__Dataset excerpts__.

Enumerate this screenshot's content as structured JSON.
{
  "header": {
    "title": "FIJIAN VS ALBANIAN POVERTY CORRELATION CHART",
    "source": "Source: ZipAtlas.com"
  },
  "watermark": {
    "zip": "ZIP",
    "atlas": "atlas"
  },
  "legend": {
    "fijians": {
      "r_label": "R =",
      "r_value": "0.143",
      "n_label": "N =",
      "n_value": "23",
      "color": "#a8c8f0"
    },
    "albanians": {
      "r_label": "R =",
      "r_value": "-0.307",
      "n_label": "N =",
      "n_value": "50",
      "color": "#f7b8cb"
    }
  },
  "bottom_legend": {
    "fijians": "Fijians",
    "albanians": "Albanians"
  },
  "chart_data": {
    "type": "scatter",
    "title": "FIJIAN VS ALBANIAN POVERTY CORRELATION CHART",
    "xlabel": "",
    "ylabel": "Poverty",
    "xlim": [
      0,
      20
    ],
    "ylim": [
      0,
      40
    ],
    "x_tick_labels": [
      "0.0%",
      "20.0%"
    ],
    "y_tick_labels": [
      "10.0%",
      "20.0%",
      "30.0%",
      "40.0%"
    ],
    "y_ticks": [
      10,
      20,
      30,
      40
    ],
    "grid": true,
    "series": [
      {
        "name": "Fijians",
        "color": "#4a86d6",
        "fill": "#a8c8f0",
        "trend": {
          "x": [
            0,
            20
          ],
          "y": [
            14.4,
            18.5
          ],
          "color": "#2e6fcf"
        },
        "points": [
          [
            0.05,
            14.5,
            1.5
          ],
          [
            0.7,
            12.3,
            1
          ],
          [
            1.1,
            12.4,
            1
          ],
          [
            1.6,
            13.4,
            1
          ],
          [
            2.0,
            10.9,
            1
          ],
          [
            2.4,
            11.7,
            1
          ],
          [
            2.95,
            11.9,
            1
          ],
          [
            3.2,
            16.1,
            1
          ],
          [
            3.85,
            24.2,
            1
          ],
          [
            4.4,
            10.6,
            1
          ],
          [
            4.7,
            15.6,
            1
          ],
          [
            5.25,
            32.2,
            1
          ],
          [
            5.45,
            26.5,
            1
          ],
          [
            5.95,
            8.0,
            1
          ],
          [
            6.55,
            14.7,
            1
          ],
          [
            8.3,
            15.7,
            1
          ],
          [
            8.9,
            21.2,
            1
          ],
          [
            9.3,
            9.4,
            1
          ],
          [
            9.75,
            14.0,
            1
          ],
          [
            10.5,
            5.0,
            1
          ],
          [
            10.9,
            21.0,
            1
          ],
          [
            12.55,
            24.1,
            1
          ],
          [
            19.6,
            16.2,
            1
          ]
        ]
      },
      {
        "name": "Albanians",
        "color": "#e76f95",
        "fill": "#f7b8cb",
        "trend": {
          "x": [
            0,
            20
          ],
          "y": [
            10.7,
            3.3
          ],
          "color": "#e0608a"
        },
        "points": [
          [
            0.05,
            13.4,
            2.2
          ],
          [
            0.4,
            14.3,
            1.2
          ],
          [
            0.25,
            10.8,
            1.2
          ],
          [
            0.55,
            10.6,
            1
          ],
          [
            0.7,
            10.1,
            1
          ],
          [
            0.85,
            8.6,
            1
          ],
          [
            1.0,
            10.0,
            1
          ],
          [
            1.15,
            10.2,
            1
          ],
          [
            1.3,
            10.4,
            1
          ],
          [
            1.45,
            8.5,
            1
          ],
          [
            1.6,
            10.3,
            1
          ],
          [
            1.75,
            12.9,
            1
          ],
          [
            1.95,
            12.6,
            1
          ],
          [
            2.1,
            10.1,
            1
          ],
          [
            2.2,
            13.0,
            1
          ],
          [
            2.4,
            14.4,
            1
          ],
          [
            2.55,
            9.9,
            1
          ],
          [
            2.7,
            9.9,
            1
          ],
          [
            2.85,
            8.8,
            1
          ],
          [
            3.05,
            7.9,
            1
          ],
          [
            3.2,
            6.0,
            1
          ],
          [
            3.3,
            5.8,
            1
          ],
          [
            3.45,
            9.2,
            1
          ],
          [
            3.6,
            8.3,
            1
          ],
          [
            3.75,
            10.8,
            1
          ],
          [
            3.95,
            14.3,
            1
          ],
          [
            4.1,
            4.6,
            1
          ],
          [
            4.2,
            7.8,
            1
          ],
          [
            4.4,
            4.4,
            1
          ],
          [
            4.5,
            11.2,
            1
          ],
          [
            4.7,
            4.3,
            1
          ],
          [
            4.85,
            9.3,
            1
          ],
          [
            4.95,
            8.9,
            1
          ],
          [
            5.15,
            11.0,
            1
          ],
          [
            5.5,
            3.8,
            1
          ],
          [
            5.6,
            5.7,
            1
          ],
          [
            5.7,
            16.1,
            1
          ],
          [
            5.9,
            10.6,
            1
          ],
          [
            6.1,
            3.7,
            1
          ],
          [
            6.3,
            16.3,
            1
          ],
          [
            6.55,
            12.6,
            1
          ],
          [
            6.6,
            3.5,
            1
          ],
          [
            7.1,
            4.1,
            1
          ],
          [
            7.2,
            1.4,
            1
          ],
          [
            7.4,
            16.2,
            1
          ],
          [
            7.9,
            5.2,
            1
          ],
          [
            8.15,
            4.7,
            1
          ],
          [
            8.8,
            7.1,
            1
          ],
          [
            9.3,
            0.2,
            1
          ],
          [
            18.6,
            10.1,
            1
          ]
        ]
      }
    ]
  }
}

__What you have to do__. Copy every line verbatim.

__Task solution__.
Enumerate this screenshot's content as structured JSON.
{
  "header": {
    "title": "FIJIAN VS ALBANIAN POVERTY CORRELATION CHART",
    "source": "Source: ZipAtlas.com"
  },
  "watermark": {
    "zip": "ZIP",
    "atlas": "atlas"
  },
  "legend": {
    "fijians": {
      "r_label": "R =",
      "r_value": "0.143",
      "n_label": "N =",
      "n_value": "23",
      "color": "#a8c8f0"
    },
    "albanians": {
      "r_label": "R =",
      "r_value": "-0.307",
      "n_label": "N =",
      "n_value": "50",
      "color": "#f7b8cb"
    }
  },
  "bottom_legend": {
    "fijians": "Fijians",
    "albanians": "Albanians"
  },
  "chart_data": {
    "type": "scatter",
    "title": "FIJIAN VS ALBANIAN POVERTY CORRELATION CHART",
    "xlabel": "",
    "ylabel": "Poverty",
    "xlim": [
      0,
      20
    ],
    "ylim": [
      0,
      40
    ],
    "x_tick_labels": [
      "0.0%",
      "20.0%"
    ],
    "y_tick_labels": [
      "10.0%",
      "20.0%",
      "30.0%",
      "40.0%"
    ],
    "y_ticks": [
      10,
      20,
      30,
      40
    ],
    "grid": true,
    "series": [
      {
        "name": "Fijians",
        "color": "#4a86d6",
        "fill": "#a8c8f0",
        "trend": {
          "x": [
            0,
            20
          ],
          "y": [
            14.4,
            18.5
          ],
          "color": "#2e6fcf"
        },
        "points": [
          [
            0.05,
            14.5,
            1.5
          ],
          [
            0.7,
            12.3,
            1
          ],
          [
            1.1,
            12.4,
            1
          ],
          [
            1.6,
            13.4,
            1
          ],
          [
            2.0,
            10.9,
            1
          ],
          [
            2.4,
            11.7,
            1
          ],
          [
            2.95,
            11.9,
            1
          ],
          [
            3.2,
            16.1,
            1
          ],
          [
            3.85,
            24.2,
            1
          ],
          [
            4.4,
            10.6,
            1
          ],
          [
            4.7,
            15.6,
            1
          ],
          [
            5.25,
            32.2,
            1
          ],
          [
            5.45,
            26.5,
            1
          ],
          [
            5.95,
            8.0,
            1
          ],
          [
            6.55,
            14.7,
            1
          ],
          [
            8.3,
            15.7,
            1
          ],
          [
            8.9,
            21.2,
            1
          ],
          [
            9.3,
            9.4,
            1
          ],
          [
            9.75,
            14.0,
            1
          ],
          [
            10.5,
            5.0,
            1
          ],
          [
            10.9,
            21.0,
            1
          ],
          [
            12.55,
            24.1,
            1
          ],
          [
            19.6,
            16.2,
            1
          ]
        ]
      },
      {
        "name": "Albanians",
        "color": "#e76f95",
        "fill": "#f7b8cb",
        "trend": {
          "x": [
            0,
            20
          ],
          "y": [
            10.7,
            3.3
          ],
          "color": "#e0608a"
        },
        "points": [
          [
            0.05,
            13.4,
            2.2
          ],
          [
            0.4,
            14.3,
            1.2
          ],
          [
            0.25,
            10.8,
            1.2
          ],
          [
            0.55,
            10.6,
            1
          ],
          [
            0.7,
            10.1,
            1
          ],
          [
            0.85,
            8.6,
            1
          ],
          [
            1.0,
            10.0,
            1
          ],
          [
            1.15,
            10.2,
            1
          ],
          [
            1.3,
            10.4,
            1
          ],
          [
            1.45,
            8.5,
            1
          ],
          [
            1.6,
            10.3,
            1
          ],
          [
            1.75,
            12.9,
            1
          ],
          [
            1.95,
            12.6,
            1
          ],
          [
            2.1,
            10.1,
            1
          ],
          [
            2.2,
            13.0,
            1
          ],
          [
            2.4,
            14.4,
            1
          ],
          [
            2.55,
            9.9,
            1
          ],
          [
            2.7,
            9.9,
            1
          ],
          [
            2.85,
            8.8,
            1
          ],
          [
            3.05,
            7.9,
            1
          ],
          [
            3.2,
            6.0,
            1
          ],
          [
            3.3,
            5.8,
            1
          ],
          [
            3.45,
            9.2,
            1
          ],
          [
            3.6,
            8.3,
            1
          ],
          [
            3.75,
            10.8,
            1
          ],
          [
            3.95,
            14.3,
            1
          ],
          [
            4.1,
            4.6,
            1
          ],
          [
            4.2,
            7.8,
            1
          ],
          [
            4.4,
            4.4,
            1
          ],
          [
            4.5,
            11.2,
            1
          ],
          [
            4.7,
            4.3,
            1
          ],
          [
            4.85,
            9.3,
            1
          ],
          [
            4.95,
            8.9,
            1
          ],
          [
            5.15,
            11.0,
            1
          ],
          [
            5.5,
            3.8,
            1
          ],
          [
            5.6,
            5.7,
            1
          ],
          [
            5.7,
            16.1,
            1
          ],
          [
            5.9,
            10.6,
            1
          ],
          [
            6.1,
            3.7,
            1
          ],
          [
            6.3,
            16.3,
            1
          ],
          [
            6.55,
            12.6,
            1
          ],
          [
            6.6,
            3.5,
            1
          ],
          [
            7.1,
            4.1,
            1
          ],
          [
            7.2,
            1.4,
            1
          ],
          [
            7.4,
            16.2,
            1
          ],
          [
            7.9,
            5.2,
            1
          ],
          [
            8.15,
            4.7,
            1
          ],
          [
            8.8,
            7.1,
            1
          ],
          [
            9.3,
            0.2,
            1
          ],
          [
            18.6,
            10.1,
            1
          ]
        ]
      }
    ]
  }
}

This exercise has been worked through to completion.